_CONSEGNA A_
Riporta senza modifiche le righe che seguono l'estratto, dalla prima fino a quella che contiene "away-team-logo: IWAKI F", estremi inclusi.

_ESTRATTO_
= = = =

Qualcuno ha letto...

Ho letto il libro di Agamben. La cornice per comprendere il libro di Agamben, come forse saprai, è l'attentato dell'11 settembre e le sue conseguenze politico-giuridiche. Dopo il 9/11 e dopo il Patriot Act, molti hanno scritto (esplicitamente o implicitamente) dello stato d'eccezione. Il merito di Agamben è stato quello scrivere un libro invece di un articolo, e di averlo fatto abbastanza presto, già nel 2003 (e no, non so consigliarti altri studi meritevoli).

Si tratta di un testo discreto - peraltro molto breve: una novantina di pagine - che prende anch'esso le mosse dal Patriot Act per riflettere sullo stato d'eccezione, che Agamben intende come manifestazione della dualità - irriducibile a unità - fra diritto e anomia. In verità, poiché l'occasione è politica e contemporanea, avrei preferito una più marcata ed esplicita riflessione sulle implicazioni giuridiche del Patriot Act e sull'ordine giuridico contemporaneo, ma questo Agamben non lo fa (forse 'furbamente', perché così si sgancia dall'attualismo e assicura maggiore longevità al proprio libro, che diviene uno studio sullo stato d'eccezione indipendente dalle circostanze che presumo l'abbiano originato).

= = = =

_RIGHE FORNITE_
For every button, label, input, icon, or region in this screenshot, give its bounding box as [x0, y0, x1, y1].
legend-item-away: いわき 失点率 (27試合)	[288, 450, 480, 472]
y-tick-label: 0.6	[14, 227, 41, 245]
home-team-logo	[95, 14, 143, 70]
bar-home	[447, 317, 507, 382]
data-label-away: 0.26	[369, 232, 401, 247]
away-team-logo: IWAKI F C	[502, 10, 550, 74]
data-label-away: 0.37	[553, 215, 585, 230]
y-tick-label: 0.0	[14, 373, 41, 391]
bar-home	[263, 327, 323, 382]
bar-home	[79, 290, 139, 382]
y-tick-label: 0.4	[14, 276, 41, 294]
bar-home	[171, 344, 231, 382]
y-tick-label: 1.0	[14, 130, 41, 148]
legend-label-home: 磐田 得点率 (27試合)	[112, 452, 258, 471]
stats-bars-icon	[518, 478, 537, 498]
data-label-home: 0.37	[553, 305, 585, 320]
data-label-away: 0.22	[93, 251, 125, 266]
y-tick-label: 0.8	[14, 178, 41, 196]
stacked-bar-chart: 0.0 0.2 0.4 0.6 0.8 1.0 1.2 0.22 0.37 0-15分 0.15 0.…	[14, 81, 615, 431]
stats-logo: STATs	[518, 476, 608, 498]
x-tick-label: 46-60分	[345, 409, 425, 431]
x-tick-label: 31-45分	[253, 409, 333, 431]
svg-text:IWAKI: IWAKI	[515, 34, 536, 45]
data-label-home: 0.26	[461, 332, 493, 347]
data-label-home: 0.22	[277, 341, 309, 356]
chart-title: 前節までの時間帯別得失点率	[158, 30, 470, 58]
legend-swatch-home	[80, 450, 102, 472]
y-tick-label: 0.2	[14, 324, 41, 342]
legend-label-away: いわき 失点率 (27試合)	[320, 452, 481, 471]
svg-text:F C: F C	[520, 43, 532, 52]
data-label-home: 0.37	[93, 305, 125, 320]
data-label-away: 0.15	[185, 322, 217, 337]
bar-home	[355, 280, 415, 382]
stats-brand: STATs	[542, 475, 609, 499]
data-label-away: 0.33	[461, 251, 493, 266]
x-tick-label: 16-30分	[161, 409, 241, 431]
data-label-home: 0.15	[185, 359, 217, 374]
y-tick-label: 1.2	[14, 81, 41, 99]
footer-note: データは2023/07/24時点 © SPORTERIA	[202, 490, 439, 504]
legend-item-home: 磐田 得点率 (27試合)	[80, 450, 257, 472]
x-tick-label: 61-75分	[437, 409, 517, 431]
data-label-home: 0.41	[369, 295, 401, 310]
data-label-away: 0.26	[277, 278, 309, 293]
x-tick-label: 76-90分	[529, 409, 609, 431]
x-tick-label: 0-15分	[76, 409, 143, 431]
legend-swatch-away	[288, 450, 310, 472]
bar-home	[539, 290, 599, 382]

= = = =

_CONSEGNA B_
Secondo l'estratto, quante pagine conta all'incirca il libro di Agamben?

_RISPOSTA CORRETTA A_
For every button, label, input, icon, or region in this screenshot, give its bounding box as [x0, y0, x1, y1].
legend-item-away: いわき 失点率 (27試合)	[288, 450, 480, 472]
y-tick-label: 0.6	[14, 227, 41, 245]
home-team-logo	[95, 14, 143, 70]
bar-home	[447, 317, 507, 382]
data-label-away: 0.26	[369, 232, 401, 247]
away-team-logo: IWAKI F C	[502, 10, 550, 74]

_RISPOSTA CORRETTA B_
Una novantina di pagine.